--- Stated problem ---
Restate, word for word, every line of the data.

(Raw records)
• • •

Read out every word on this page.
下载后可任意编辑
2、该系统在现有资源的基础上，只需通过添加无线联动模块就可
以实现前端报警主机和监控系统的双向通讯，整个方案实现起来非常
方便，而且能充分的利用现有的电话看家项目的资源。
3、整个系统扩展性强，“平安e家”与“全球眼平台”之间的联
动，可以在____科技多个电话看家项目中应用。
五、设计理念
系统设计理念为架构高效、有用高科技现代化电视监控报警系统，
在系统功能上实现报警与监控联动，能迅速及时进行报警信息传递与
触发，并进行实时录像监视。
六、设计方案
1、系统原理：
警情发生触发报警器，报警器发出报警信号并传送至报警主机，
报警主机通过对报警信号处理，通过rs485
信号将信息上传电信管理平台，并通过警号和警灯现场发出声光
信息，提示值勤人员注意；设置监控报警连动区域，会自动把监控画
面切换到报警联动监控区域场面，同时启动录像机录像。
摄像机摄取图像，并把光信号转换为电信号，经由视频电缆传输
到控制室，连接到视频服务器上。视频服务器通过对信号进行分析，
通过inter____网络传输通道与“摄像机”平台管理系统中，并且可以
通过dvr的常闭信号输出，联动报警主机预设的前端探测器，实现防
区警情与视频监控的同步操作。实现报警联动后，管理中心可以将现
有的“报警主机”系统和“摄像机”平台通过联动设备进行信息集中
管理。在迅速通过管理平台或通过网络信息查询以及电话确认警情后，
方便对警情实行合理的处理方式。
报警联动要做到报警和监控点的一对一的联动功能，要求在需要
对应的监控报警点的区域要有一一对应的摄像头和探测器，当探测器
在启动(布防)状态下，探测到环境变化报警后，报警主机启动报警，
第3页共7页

• • •

--- Answer to the task ---
Read out every word on this page.
下载后可任意编辑
2、该系统在现有资源的基础上，只需通过添加无线联动模块就可
以实现前端报警主机和监控系统的双向通讯，整个方案实现起来非常
方便，而且能充分的利用现有的电话看家项目的资源。
3、整个系统扩展性强，“平安e家”与“全球眼平台”之间的联
动，可以在____科技多个电话看家项目中应用。
五、设计理念
系统设计理念为架构高效、有用高科技现代化电视监控报警系统，
在系统功能上实现报警与监控联动，能迅速及时进行报警信息传递与
触发，并进行实时录像监视。
六、设计方案
1、系统原理：
警情发生触发报警器，报警器发出报警信号并传送至报警主机，
报警主机通过对报警信号处理，通过rs485
信号将信息上传电信管理平台，并通过警号和警灯现场发出声光
信息，提示值勤人员注意；设置监控报警连动区域，会自动把监控画
面切换到报警联动监控区域场面，同时启动录像机录像。
摄像机摄取图像，并把光信号转换为电信号，经由视频电缆传输
到控制室，连接到视频服务器上。视频服务器通过对信号进行分析，
通过inter____网络传输通道与“摄像机”平台管理系统中，并且可以
通过dvr的常闭信号输出，联动报警主机预设的前端探测器，实现防
区警情与视频监控的同步操作。实现报警联动后，管理中心可以将现
有的“报警主机”系统和“摄像机”平台通过联动设备进行信息集中
管理。在迅速通过管理平台或通过网络信息查询以及电话确认警情后，
方便对警情实行合理的处理方式。
报警联动要做到报警和监控点的一对一的联动功能，要求在需要
对应的监控报警点的区域要有一一对应的摄像头和探测器，当探测器
在启动(布防)状态下，探测到环境变化报警后，报警主机启动报警，
第3页共7页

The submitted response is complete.